[Excerpts from a figure dataset]
= = = =

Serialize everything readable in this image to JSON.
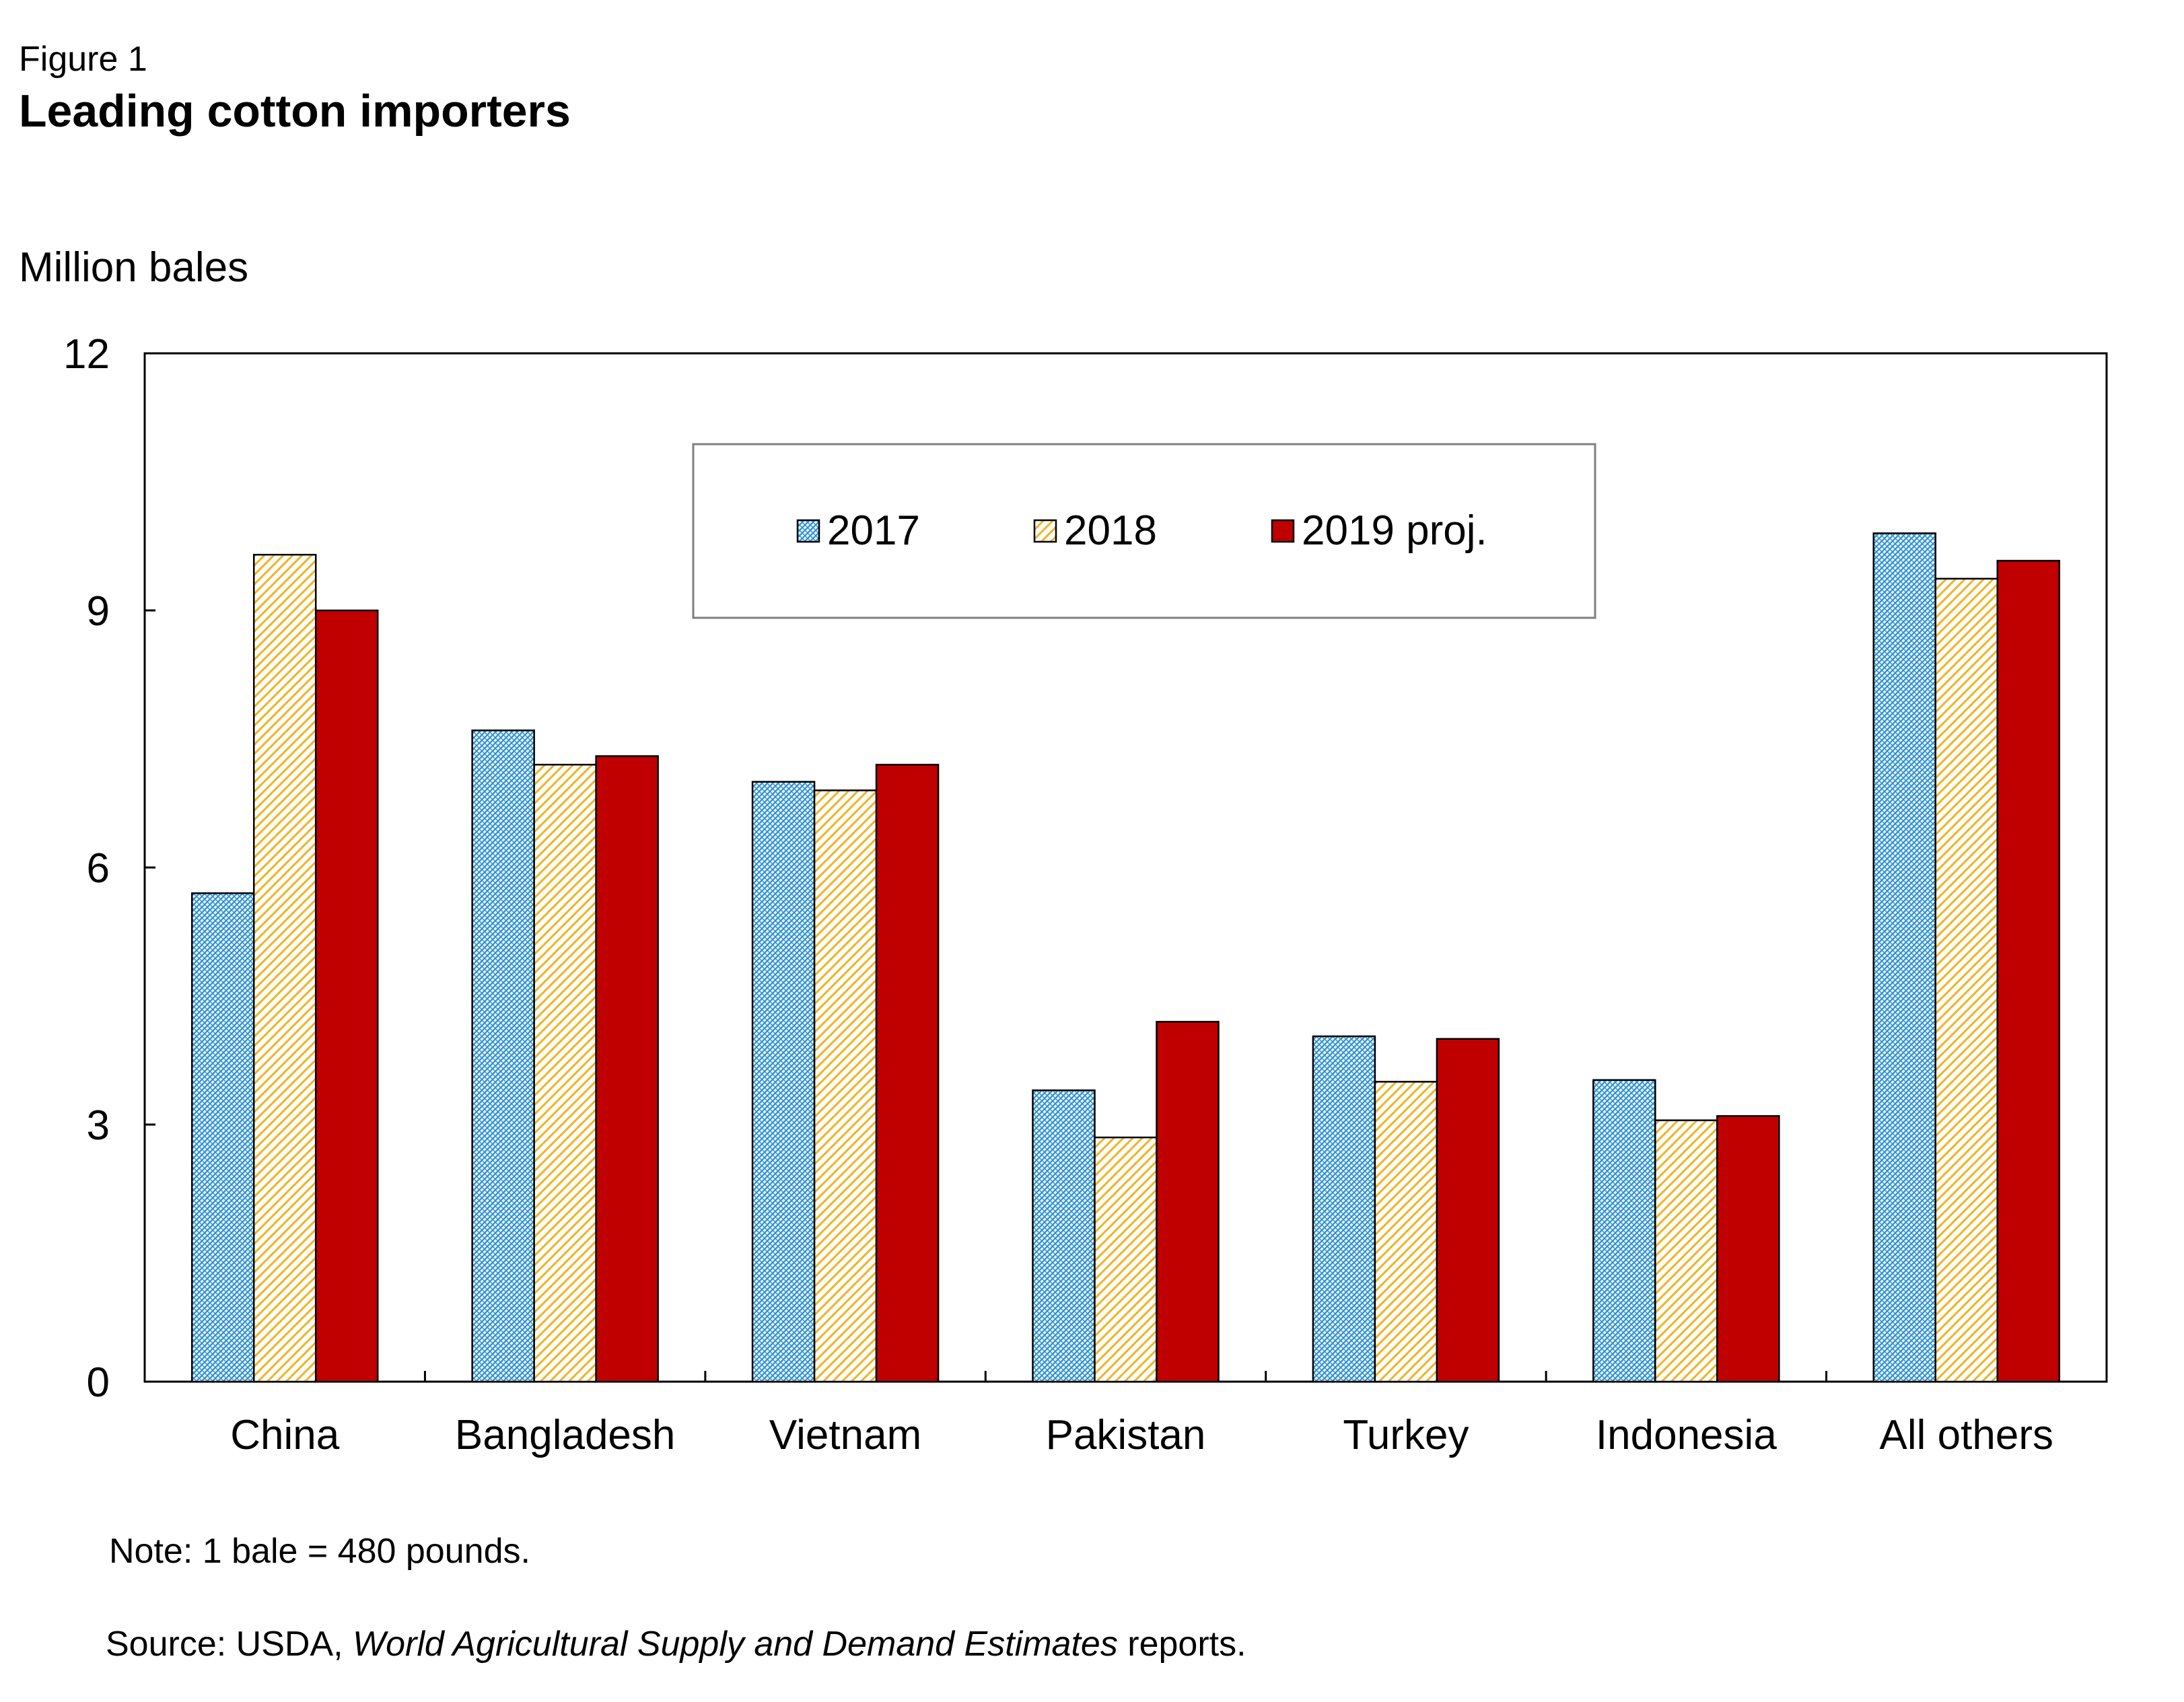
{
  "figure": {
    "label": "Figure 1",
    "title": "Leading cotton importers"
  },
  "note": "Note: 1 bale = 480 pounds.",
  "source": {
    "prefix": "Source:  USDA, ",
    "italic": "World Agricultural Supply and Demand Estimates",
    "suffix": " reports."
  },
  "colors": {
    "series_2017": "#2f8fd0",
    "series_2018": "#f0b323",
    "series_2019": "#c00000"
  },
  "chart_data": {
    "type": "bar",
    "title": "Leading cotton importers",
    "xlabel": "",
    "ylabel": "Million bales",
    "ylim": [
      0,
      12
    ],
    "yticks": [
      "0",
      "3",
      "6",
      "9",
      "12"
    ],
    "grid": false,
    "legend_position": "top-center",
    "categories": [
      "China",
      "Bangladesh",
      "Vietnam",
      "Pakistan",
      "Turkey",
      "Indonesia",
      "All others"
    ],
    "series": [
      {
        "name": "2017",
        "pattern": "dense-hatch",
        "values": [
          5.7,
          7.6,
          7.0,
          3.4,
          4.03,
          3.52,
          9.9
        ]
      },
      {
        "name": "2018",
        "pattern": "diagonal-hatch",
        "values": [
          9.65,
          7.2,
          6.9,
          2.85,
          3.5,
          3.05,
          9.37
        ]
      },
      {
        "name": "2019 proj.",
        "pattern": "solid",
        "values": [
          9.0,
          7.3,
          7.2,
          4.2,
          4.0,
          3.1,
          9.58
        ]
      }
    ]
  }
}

= = = =

OBJECTIVE:
Pick out the lines that contain "pattern" and copy them.

OUTPUT OF THE EXERCISE:
        "pattern": "dense-hatch",
        "pattern": "diagonal-hatch",
        "pattern": "solid",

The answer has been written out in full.